═════ Document passage ═════

I have a Riello OC3 burner on my Buderus oil boiler, which uses the direct vent.  Installed in 2003 and no problems, though since 2010 she hasn't fired because of the Garn.  Never had a problem....though they did change the settings a time or two.  Only issue I had with the burner is the tiny nozzle for my 0.6gpm (or is it 0.65) rating....it tends to clog somewhat easily.  But no problems with the direct vent.  Yes, it is somewhat loud, I think all oil burners are.  Mine is installed outside in its own boiler building.  Without a basement, I didn't want to hear any oil boiler cranking away from the utility room.   There are efficiency advantages since the flue losses should be considerably lower.


----------



## BoilerMan (Feb 7, 2014)

Never been a fan of power venting.  IMHO, the best option if you want to stick with oil as your backup is either another flue, or a direct vent setup.  Other than wind, the biggest problem with direct venting, or power venting is the distance from the ground.....Most installers just cut a hole in the sill and stick it out, _anyone heard of the stuff called snow in the winter when tis thing is going to be venting combustion byproducts to the atmosphere?  _

A good direct vent setup is where there is at least 5 feet of ground clearance PERIOD.  Do what ya gotta do to make that happen.

═════

Exercise task 1: Starting with the first line of the records and going on through the line with "context-menu: Create Copy", give those lines as a numbered list with blank lines left out.

═════ Items ═════

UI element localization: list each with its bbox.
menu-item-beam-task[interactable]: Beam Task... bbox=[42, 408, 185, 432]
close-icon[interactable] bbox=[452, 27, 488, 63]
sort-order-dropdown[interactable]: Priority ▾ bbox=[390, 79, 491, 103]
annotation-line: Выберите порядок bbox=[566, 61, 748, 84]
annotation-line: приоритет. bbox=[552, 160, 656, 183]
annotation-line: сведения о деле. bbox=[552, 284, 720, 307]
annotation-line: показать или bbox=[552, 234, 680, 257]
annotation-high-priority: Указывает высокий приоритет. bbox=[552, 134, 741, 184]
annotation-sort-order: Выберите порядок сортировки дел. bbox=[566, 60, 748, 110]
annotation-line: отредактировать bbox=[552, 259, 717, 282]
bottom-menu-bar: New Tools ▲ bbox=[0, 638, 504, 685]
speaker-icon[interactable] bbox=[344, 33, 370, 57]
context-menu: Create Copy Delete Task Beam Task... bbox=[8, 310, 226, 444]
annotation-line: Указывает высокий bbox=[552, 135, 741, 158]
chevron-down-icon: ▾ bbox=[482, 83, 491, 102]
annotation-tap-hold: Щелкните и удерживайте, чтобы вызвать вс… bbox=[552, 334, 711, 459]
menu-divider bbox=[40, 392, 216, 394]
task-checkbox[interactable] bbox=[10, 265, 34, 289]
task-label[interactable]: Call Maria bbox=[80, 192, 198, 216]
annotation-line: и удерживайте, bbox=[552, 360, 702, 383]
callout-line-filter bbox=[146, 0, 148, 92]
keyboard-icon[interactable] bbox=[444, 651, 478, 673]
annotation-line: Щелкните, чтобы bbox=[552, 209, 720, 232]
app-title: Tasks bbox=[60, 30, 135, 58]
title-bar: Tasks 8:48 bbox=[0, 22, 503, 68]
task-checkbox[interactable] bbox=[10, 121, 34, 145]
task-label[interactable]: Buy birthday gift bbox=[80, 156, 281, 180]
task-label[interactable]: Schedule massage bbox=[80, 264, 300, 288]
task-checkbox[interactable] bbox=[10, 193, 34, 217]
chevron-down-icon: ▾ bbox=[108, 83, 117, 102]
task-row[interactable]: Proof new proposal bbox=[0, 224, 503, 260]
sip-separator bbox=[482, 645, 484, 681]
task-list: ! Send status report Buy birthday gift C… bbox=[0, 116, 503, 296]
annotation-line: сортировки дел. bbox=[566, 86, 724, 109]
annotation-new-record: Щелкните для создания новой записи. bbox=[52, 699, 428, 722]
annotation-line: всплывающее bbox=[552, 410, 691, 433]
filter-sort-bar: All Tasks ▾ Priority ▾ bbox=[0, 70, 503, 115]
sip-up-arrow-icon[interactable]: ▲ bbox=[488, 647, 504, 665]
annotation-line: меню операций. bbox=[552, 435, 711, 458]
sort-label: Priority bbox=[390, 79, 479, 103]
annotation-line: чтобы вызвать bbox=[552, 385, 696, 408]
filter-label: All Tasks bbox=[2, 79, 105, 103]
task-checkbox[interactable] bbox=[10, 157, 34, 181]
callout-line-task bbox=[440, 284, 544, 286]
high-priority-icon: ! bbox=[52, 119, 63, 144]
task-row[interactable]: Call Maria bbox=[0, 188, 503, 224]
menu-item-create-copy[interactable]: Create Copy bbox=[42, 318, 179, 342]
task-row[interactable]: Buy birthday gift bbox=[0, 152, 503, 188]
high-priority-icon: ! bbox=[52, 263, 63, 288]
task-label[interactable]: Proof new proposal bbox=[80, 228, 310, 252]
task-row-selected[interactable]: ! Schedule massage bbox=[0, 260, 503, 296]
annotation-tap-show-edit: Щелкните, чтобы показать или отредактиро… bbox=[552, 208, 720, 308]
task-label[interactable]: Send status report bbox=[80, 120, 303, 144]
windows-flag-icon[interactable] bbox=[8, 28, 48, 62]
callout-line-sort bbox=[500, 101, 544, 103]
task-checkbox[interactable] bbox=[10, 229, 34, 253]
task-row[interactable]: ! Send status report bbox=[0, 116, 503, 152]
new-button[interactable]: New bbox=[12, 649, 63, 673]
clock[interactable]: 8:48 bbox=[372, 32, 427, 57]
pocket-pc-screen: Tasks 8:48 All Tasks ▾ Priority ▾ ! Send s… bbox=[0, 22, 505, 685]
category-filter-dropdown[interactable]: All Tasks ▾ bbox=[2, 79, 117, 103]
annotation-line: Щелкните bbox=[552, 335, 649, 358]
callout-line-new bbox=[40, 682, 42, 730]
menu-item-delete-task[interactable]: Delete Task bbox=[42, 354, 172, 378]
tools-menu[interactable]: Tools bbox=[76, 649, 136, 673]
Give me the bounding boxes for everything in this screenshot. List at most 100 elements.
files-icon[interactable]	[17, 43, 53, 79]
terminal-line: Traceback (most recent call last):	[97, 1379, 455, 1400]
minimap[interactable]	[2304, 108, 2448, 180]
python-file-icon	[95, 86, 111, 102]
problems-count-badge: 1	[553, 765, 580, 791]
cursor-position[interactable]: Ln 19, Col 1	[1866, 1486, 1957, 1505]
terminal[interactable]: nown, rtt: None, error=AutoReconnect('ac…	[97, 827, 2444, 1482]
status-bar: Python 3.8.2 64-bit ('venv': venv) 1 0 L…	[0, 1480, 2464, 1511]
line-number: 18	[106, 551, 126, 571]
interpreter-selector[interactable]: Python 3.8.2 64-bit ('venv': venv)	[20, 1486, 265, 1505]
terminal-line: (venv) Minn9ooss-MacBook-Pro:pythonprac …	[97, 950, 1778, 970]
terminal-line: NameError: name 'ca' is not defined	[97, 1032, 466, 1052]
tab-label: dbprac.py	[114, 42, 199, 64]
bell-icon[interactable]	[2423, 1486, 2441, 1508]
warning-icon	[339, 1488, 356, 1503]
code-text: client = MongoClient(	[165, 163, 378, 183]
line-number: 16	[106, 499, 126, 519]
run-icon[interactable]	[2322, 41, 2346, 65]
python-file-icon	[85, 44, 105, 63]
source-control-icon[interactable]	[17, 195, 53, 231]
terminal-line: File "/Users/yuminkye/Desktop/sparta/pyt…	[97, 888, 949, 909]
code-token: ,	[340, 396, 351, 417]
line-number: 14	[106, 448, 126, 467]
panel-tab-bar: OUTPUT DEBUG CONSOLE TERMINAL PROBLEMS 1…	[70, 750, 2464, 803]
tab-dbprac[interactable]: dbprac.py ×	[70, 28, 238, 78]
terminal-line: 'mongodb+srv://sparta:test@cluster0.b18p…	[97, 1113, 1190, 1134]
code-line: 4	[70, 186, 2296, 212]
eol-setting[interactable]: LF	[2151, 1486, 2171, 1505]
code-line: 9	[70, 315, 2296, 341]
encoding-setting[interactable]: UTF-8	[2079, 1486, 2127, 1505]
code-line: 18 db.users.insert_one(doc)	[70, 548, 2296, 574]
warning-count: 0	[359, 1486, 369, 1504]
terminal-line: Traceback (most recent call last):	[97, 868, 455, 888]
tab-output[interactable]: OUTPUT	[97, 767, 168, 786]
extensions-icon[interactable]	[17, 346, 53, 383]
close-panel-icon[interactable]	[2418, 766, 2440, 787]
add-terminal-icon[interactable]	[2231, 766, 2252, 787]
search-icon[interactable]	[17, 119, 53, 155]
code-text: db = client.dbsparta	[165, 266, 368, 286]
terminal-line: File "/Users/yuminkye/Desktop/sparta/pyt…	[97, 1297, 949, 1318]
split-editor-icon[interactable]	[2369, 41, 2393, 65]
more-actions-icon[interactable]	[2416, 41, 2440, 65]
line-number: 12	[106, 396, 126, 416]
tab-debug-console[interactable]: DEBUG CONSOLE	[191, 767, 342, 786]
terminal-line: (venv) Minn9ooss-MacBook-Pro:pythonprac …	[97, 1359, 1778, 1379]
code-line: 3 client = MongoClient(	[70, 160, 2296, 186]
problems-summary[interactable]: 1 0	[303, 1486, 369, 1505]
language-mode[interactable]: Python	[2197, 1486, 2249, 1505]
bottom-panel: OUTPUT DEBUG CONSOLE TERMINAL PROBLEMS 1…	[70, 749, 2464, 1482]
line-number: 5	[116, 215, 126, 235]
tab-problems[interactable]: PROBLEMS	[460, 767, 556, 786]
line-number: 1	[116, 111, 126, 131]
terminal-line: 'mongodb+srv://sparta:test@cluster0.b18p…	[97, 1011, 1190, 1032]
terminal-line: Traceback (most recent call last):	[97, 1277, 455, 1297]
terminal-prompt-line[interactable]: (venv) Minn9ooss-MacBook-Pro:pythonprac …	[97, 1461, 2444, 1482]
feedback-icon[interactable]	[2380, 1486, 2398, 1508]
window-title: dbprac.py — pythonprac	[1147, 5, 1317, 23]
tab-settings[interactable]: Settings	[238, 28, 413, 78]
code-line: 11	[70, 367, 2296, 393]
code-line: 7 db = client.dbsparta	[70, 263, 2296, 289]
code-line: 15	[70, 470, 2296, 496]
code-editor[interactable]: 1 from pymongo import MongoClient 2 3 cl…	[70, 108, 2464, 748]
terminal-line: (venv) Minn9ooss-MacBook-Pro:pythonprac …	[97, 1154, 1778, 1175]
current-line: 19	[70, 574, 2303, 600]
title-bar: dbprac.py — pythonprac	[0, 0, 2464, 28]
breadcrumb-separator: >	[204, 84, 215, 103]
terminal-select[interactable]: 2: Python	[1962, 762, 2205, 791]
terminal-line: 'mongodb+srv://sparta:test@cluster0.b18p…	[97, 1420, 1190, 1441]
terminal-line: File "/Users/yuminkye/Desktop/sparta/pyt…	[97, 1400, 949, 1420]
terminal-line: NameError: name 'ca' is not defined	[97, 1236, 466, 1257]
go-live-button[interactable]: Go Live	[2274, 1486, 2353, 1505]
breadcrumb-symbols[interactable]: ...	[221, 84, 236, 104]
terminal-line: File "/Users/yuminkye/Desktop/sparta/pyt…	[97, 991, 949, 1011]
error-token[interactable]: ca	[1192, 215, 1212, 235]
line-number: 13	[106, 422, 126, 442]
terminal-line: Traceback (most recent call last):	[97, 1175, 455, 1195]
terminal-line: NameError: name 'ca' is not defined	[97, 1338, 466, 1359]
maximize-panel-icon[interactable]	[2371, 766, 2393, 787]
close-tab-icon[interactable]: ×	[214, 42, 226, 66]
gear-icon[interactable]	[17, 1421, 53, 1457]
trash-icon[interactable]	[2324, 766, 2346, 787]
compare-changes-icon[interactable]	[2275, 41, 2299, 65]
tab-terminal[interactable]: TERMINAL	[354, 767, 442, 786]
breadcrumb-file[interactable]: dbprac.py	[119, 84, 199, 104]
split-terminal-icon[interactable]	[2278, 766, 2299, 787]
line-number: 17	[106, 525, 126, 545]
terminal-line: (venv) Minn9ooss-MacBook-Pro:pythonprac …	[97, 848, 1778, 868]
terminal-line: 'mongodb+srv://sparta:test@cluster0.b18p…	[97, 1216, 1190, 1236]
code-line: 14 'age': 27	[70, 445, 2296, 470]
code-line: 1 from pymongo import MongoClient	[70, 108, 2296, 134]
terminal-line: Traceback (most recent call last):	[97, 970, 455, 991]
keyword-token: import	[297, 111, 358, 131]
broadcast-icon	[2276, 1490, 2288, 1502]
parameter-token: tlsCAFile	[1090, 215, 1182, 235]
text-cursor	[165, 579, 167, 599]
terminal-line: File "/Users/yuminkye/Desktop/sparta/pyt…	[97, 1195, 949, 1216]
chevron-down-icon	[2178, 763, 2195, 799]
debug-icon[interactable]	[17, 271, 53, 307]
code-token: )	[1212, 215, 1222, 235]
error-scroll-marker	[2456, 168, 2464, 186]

═════

Exercise task 2: Name every year that appears in the forum thread about oil burners.

Complete response 1:
1. UI element localization: list each with its bbox.
2. menu-item-beam-task[interactable]: Beam Task... bbox=[42, 408, 185, 432]
3. close-icon[interactable] bbox=[452, 27, 488, 63]
4. sort-order-dropdown[interactable]: Priority ▾ bbox=[390, 79, 491, 103]
5. annotation-line: Выберите порядок bbox=[566, 61, 748, 84]
6. annotation-line: приоритет. bbox=[552, 160, 656, 183]
7. annotation-line: сведения о деле. bbox=[552, 284, 720, 307]
8. annotation-line: показать или bbox=[552, 234, 680, 257]
9. annotation-high-priority: Указывает высокий приоритет. bbox=[552, 134, 741, 184]
10. annotation-sort-order: Выберите порядок сортировки дел. bbox=[566, 60, 748, 110]
11. annotation-line: отредактировать bbox=[552, 259, 717, 282]
12. bottom-menu-bar: New Tools ▲ bbox=[0, 638, 504, 685]
13. speaker-icon[interactable] bbox=[344, 33, 370, 57]
14. context-menu: Create Copy Delete Task Beam Task... bbox=[8, 310, 226, 444]

Complete response 2: 2003, 2010, 2014